+++ MATERIALS PROVIDED +++

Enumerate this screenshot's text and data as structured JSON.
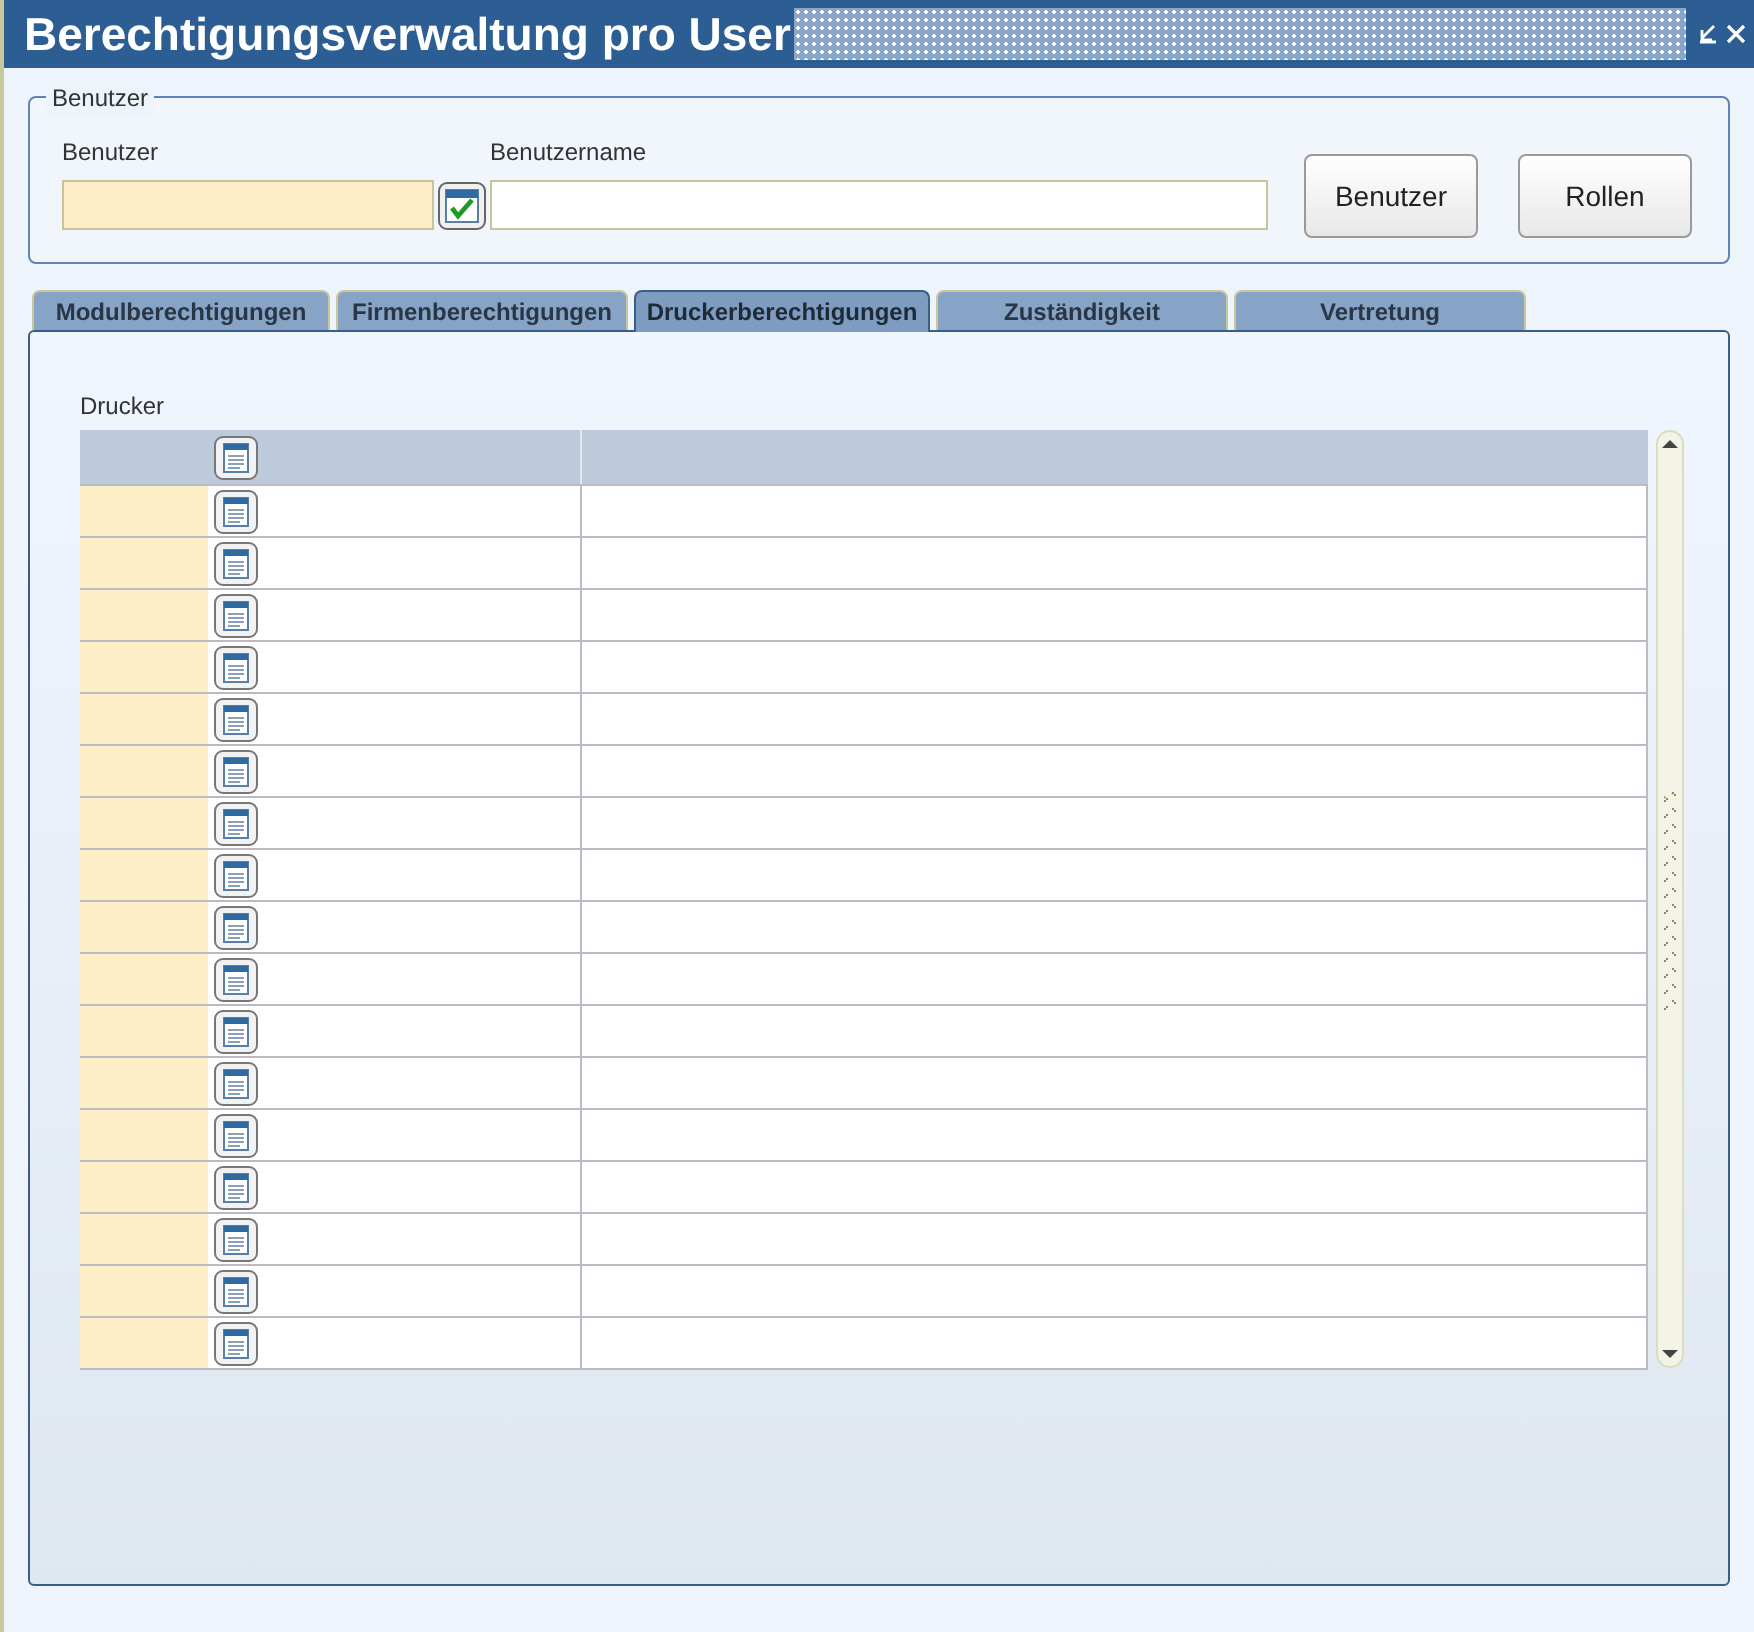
{
  "window": {
    "title": "Berechtigungsverwaltung pro User"
  },
  "user_group": {
    "legend": "Benutzer",
    "fields": [
      {
        "label": "Benutzer",
        "kind": "required"
      },
      {
        "label": "Benutzername",
        "kind": "plain"
      }
    ],
    "buttons": [
      "Benutzer",
      "Rollen"
    ]
  },
  "tabs": [
    {
      "label": "Modulberechtigungen",
      "selected": false
    },
    {
      "label": "Firmenberechtigungen",
      "selected": false
    },
    {
      "label": "Druckerberechtigungen",
      "selected": true
    },
    {
      "label": "Zuständigkeit",
      "selected": false
    },
    {
      "label": "Vertretung",
      "selected": false
    }
  ],
  "grid": {
    "label": "Drucker",
    "rows": [
      {
        "kind": "header"
      },
      {
        "kind": "blank"
      },
      {
        "kind": "blank"
      },
      {
        "kind": "blank"
      },
      {
        "kind": "blank"
      },
      {
        "kind": "blank"
      },
      {
        "kind": "blank"
      },
      {
        "kind": "blank"
      },
      {
        "kind": "blank"
      },
      {
        "kind": "blank"
      },
      {
        "kind": "blank"
      },
      {
        "kind": "blank"
      },
      {
        "kind": "blank"
      },
      {
        "kind": "blank"
      },
      {
        "kind": "blank"
      },
      {
        "kind": "blank"
      },
      {
        "kind": "blank"
      },
      {
        "kind": "blank"
      }
    ]
  }
}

+++

WHAT YOU NEED TO DO:
Quote the material word for word, dropping any images it holds.

FINAL RESULT:
Enumerate this screenshot's text and data as structured JSON.
{
  "window": {
    "title": "Berechtigungsverwaltung pro User"
  },
  "user_group": {
    "legend": "Benutzer",
    "fields": [
      {
        "label": "Benutzer",
        "kind": "required"
      },
      {
        "label": "Benutzername",
        "kind": "plain"
      }
    ],
    "buttons": [
      "Benutzer",
      "Rollen"
    ]
  },
  "tabs": [
    {
      "label": "Modulberechtigungen",
      "selected": false
    },
    {
      "label": "Firmenberechtigungen",
      "selected": false
    },
    {
      "label": "Druckerberechtigungen",
      "selected": true
    },
    {
      "label": "Zuständigkeit",
      "selected": false
    },
    {
      "label": "Vertretung",
      "selected": false
    }
  ],
  "grid": {
    "label": "Drucker",
    "rows": [
      {
        "kind": "header"
      },
      {
        "kind": "blank"
      },
      {
        "kind": "blank"
      },
      {
        "kind": "blank"
      },
      {
        "kind": "blank"
      },
      {
        "kind": "blank"
      },
      {
        "kind": "blank"
      },
      {
        "kind": "blank"
      },
      {
        "kind": "blank"
      },
      {
        "kind": "blank"
      },
      {
        "kind": "blank"
      },
      {
        "kind": "blank"
      },
      {
        "kind": "blank"
      },
      {
        "kind": "blank"
      },
      {
        "kind": "blank"
      },
      {
        "kind": "blank"
      },
      {
        "kind": "blank"
      },
      {
        "kind": "blank"
      }
    ]
  }
}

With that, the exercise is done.